TASK OBJECTIVE -
Transcribe all the entries word for word, but omit the images.
▽
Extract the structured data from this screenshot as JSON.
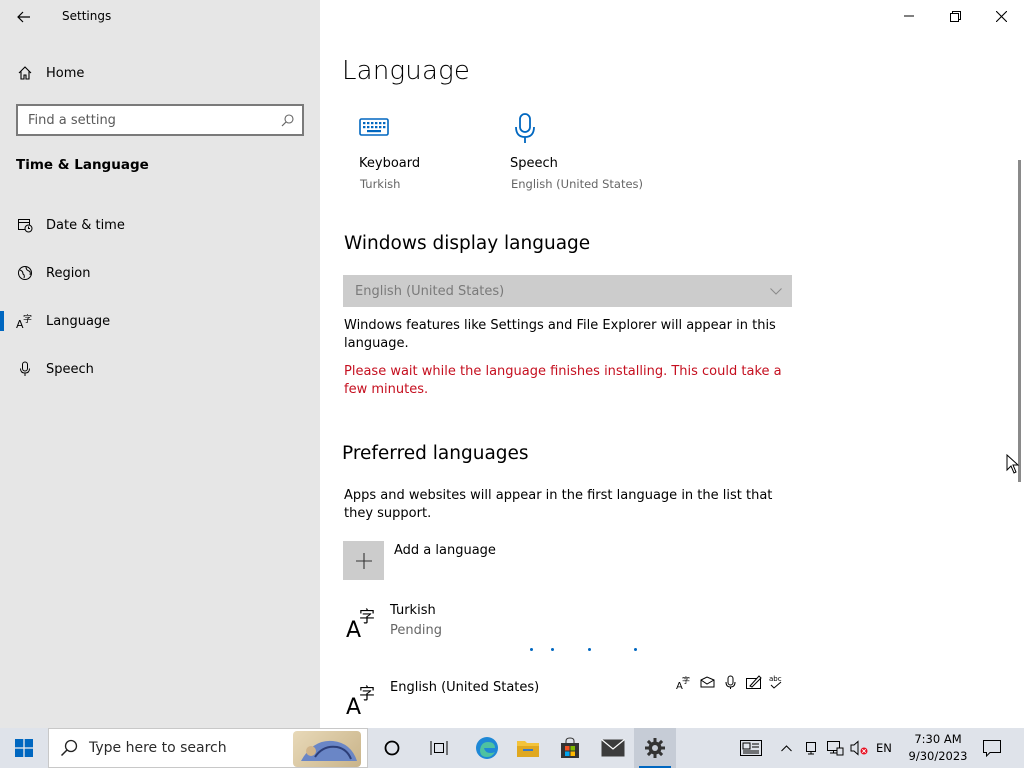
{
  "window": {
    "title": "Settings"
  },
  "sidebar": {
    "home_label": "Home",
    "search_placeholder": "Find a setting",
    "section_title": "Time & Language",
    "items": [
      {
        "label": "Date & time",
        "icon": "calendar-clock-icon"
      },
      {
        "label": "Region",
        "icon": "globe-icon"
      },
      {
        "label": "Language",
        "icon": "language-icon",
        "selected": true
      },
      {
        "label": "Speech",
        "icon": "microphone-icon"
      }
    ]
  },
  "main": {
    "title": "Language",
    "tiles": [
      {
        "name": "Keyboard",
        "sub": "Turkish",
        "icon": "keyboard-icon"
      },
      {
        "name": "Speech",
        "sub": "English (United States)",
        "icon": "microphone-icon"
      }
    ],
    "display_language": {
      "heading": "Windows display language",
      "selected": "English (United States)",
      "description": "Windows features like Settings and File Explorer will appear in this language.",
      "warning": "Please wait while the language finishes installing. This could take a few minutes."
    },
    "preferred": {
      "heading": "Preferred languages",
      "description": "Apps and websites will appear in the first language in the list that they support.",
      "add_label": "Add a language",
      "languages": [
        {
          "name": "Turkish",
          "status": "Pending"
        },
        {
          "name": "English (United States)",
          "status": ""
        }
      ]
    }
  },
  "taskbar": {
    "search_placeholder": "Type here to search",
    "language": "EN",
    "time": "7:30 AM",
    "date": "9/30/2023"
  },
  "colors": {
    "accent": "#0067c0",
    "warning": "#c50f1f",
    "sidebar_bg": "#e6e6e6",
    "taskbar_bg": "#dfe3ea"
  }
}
△
OUTPUT BELOW -
Extract the structured data from this screenshot as JSON.
{
  "window": {
    "title": "Settings"
  },
  "sidebar": {
    "home_label": "Home",
    "search_placeholder": "Find a setting",
    "section_title": "Time & Language",
    "items": [
      {
        "label": "Date & time",
        "icon": "calendar-clock-icon"
      },
      {
        "label": "Region",
        "icon": "globe-icon"
      },
      {
        "label": "Language",
        "icon": "language-icon",
        "selected": true
      },
      {
        "label": "Speech",
        "icon": "microphone-icon"
      }
    ]
  },
  "main": {
    "title": "Language",
    "tiles": [
      {
        "name": "Keyboard",
        "sub": "Turkish",
        "icon": "keyboard-icon"
      },
      {
        "name": "Speech",
        "sub": "English (United States)",
        "icon": "microphone-icon"
      }
    ],
    "display_language": {
      "heading": "Windows display language",
      "selected": "English (United States)",
      "description": "Windows features like Settings and File Explorer will appear in this language.",
      "warning": "Please wait while the language finishes installing. This could take a few minutes."
    },
    "preferred": {
      "heading": "Preferred languages",
      "description": "Apps and websites will appear in the first language in the list that they support.",
      "add_label": "Add a language",
      "languages": [
        {
          "name": "Turkish",
          "status": "Pending"
        },
        {
          "name": "English (United States)",
          "status": ""
        }
      ]
    }
  },
  "taskbar": {
    "search_placeholder": "Type here to search",
    "language": "EN",
    "time": "7:30 AM",
    "date": "9/30/2023"
  },
  "colors": {
    "accent": "#0067c0",
    "warning": "#c50f1f",
    "sidebar_bg": "#e6e6e6",
    "taskbar_bg": "#dfe3ea"
  }
}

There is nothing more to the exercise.